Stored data
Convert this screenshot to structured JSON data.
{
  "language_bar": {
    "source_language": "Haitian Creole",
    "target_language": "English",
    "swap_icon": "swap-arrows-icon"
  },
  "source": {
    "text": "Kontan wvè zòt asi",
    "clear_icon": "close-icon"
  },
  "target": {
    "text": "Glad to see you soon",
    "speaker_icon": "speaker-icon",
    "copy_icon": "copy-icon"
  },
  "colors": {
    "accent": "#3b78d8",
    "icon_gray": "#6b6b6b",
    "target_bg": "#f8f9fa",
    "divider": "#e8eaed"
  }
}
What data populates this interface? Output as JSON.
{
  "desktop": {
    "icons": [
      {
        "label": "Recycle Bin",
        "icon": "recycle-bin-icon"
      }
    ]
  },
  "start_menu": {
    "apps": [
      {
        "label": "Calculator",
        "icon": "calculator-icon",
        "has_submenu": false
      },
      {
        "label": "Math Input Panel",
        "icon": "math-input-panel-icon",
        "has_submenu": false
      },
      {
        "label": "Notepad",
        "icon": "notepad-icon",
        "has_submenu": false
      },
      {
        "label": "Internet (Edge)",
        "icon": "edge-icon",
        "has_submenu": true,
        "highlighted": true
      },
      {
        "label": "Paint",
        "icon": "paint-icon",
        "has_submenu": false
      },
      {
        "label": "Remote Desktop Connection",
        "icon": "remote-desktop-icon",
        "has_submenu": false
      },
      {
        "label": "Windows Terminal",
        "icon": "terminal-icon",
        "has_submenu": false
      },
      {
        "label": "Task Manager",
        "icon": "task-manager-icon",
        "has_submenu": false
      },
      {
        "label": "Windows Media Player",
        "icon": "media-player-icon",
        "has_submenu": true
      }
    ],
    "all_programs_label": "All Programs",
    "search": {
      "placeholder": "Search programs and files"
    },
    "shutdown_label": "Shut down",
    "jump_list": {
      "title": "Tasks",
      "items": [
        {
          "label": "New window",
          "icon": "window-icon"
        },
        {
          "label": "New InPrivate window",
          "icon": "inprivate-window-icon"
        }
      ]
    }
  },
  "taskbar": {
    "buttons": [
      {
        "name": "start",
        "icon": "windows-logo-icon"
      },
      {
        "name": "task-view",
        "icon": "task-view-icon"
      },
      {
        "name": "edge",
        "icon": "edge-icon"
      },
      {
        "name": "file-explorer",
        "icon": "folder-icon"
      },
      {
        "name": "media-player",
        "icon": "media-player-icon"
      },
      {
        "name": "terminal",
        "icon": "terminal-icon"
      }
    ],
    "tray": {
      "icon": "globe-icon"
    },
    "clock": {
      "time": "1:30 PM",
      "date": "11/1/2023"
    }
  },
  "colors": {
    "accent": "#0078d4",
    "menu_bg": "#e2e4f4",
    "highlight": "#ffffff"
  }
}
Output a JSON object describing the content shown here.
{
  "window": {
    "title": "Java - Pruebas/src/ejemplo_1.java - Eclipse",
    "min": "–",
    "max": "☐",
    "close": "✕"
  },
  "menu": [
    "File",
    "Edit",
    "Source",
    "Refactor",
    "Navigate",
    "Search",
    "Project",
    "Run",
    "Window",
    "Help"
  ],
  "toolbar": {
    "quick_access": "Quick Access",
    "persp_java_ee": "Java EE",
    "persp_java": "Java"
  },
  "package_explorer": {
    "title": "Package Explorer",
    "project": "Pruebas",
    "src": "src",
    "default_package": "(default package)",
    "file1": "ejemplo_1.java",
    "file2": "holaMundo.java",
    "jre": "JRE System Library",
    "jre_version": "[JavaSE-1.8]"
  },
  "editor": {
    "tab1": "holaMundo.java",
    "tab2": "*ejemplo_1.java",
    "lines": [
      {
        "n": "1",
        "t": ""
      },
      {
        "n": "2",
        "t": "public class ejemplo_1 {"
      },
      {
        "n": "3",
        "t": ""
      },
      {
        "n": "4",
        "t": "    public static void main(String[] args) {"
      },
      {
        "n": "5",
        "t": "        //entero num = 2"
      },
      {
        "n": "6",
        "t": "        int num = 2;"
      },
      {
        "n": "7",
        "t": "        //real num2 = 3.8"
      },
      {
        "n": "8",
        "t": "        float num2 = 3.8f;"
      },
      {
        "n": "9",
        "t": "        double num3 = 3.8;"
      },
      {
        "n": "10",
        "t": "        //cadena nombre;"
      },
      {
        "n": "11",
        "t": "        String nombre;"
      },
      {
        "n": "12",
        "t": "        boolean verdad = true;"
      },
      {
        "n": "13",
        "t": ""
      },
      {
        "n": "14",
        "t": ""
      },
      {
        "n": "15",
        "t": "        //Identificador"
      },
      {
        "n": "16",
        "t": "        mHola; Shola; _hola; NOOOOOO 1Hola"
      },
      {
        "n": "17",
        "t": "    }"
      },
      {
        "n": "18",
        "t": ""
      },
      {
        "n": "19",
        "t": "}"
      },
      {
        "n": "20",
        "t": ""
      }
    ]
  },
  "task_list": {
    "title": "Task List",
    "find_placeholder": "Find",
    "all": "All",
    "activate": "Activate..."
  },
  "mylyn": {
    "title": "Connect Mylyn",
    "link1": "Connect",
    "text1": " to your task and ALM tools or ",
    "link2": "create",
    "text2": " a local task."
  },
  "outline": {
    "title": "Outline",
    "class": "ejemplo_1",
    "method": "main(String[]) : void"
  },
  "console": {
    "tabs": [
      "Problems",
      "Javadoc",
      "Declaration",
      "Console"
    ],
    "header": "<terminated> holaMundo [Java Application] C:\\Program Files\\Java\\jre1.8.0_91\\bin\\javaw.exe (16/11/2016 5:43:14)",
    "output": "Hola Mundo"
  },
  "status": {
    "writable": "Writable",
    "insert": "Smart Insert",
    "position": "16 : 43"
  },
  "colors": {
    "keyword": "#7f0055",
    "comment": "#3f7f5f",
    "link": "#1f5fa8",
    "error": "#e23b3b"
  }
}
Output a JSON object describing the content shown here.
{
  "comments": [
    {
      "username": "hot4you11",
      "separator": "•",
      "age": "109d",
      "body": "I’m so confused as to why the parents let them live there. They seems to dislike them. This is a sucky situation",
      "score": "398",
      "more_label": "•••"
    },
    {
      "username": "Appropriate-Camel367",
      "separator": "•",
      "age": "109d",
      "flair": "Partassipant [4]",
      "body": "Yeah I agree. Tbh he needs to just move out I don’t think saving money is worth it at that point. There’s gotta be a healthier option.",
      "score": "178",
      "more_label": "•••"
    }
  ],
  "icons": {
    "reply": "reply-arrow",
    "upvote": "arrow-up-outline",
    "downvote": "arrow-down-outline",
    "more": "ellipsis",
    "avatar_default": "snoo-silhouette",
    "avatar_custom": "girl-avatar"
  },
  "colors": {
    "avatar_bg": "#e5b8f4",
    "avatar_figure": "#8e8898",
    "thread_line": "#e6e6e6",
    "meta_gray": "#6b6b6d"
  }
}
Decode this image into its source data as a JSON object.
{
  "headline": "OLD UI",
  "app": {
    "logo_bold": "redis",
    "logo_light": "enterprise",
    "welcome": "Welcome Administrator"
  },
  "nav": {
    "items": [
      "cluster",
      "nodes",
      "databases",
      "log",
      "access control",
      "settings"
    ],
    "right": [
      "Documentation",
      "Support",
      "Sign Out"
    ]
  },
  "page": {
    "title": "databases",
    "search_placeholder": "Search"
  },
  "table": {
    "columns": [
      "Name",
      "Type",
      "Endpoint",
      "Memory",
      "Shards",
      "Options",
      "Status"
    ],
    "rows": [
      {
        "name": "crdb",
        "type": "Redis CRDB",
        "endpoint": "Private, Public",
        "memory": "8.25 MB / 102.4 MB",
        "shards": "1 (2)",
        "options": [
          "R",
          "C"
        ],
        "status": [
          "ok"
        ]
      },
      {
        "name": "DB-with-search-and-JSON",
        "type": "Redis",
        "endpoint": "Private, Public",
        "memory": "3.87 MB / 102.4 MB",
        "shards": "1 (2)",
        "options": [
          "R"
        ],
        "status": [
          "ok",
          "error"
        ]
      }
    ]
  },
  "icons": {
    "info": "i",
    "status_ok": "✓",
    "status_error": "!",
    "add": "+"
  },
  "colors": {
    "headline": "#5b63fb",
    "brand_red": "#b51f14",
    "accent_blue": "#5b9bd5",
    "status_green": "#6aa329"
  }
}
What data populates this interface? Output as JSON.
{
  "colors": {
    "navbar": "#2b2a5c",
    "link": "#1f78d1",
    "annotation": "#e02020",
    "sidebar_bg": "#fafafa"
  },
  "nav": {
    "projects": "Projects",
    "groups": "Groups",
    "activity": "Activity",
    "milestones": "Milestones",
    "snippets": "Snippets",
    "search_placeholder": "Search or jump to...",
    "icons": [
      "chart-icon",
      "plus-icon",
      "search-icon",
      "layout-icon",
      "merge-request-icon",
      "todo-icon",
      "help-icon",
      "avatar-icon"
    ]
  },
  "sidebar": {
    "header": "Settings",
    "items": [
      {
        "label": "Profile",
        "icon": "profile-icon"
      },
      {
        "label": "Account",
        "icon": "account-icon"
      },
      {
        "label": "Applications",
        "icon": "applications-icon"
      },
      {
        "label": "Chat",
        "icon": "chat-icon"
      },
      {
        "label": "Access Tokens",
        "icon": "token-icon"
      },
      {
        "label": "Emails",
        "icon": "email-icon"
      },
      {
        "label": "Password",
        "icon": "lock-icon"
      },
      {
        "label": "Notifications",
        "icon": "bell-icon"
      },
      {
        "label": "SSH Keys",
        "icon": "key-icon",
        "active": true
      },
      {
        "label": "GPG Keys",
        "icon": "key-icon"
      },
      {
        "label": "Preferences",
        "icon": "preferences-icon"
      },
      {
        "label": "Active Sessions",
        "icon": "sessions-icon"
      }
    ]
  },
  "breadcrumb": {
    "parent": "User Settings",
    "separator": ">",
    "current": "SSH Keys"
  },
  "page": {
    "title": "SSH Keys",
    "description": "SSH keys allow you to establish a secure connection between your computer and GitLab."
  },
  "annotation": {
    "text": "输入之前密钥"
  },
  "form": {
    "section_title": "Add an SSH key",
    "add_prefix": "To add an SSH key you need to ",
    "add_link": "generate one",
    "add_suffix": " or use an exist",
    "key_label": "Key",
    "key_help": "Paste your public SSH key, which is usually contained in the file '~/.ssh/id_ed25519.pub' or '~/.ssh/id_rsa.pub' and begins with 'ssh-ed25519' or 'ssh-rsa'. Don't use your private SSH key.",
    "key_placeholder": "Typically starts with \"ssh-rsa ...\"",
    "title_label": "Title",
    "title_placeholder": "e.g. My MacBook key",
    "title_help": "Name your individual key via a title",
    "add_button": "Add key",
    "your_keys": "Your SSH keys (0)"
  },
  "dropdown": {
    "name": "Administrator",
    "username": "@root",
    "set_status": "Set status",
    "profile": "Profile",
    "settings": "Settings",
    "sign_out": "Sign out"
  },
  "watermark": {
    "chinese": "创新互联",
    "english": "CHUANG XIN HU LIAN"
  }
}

■ **Task requirements**
Search the records for the word "void" and copy every line where it occurs.

■ **Response**
        "t": "    public static void main(String[] args) {"
    "method": "main(String[]) : void"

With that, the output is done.